Instructions to follow: Search the material for the string "erfarenheter", then show every line where it turns up.

==*==

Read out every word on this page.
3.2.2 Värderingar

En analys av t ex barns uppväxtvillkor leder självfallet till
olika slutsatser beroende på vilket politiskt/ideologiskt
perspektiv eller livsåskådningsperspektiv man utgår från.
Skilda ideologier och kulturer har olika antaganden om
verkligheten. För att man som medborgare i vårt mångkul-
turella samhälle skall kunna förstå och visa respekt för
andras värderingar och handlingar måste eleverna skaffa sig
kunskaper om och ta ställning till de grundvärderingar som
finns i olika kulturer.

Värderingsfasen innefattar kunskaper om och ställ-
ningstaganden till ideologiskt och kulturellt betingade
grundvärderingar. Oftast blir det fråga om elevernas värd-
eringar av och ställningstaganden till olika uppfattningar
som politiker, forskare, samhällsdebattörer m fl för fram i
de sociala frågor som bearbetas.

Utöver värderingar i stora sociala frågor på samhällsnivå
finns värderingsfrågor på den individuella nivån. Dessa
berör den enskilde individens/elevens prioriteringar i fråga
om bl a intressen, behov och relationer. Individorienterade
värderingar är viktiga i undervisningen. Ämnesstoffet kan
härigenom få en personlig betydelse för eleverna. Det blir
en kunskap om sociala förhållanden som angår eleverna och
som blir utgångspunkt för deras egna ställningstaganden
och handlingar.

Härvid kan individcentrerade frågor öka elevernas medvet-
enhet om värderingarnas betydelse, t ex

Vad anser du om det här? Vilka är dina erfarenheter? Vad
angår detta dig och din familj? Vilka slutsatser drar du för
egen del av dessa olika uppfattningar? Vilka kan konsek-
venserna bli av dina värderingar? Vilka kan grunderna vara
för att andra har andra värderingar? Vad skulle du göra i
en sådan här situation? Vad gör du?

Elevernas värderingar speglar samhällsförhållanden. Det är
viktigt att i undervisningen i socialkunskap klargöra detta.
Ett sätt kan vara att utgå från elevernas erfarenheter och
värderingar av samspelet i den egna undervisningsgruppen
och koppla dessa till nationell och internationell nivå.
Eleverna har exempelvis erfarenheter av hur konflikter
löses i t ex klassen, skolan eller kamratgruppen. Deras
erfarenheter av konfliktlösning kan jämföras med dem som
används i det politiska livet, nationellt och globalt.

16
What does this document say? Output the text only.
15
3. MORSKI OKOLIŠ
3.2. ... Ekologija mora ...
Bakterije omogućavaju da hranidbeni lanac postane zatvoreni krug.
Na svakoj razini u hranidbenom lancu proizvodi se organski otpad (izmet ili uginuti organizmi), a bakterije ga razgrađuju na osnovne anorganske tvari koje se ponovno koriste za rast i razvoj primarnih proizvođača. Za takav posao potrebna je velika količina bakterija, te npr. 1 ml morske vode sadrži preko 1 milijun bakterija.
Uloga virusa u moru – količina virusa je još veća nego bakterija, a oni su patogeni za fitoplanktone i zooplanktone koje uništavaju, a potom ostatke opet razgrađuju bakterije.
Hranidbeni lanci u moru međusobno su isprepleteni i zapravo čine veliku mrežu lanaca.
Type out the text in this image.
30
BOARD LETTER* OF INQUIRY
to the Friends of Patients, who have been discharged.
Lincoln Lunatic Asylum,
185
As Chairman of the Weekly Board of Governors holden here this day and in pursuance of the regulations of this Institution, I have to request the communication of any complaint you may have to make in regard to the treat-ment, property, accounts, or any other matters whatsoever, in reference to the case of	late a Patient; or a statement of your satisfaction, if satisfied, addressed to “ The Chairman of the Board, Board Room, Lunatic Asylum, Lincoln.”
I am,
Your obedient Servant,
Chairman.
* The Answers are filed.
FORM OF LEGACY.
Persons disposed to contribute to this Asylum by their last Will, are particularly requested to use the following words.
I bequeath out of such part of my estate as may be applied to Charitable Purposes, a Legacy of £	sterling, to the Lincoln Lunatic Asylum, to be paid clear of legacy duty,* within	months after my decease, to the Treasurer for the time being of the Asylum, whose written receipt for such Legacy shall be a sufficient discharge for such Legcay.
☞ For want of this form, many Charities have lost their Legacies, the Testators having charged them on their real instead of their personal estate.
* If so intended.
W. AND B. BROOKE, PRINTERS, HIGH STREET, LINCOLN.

==*==

Your solution:
Vad anser du om det här? Vilka är dina erfarenheter? Vad
Ett sätt kan vara att utgå från elevernas erfarenheter och
Eleverna har exempelvis erfarenheter av hur konflikter
erfarenheter av konfliktlösning kan jämföras med dem som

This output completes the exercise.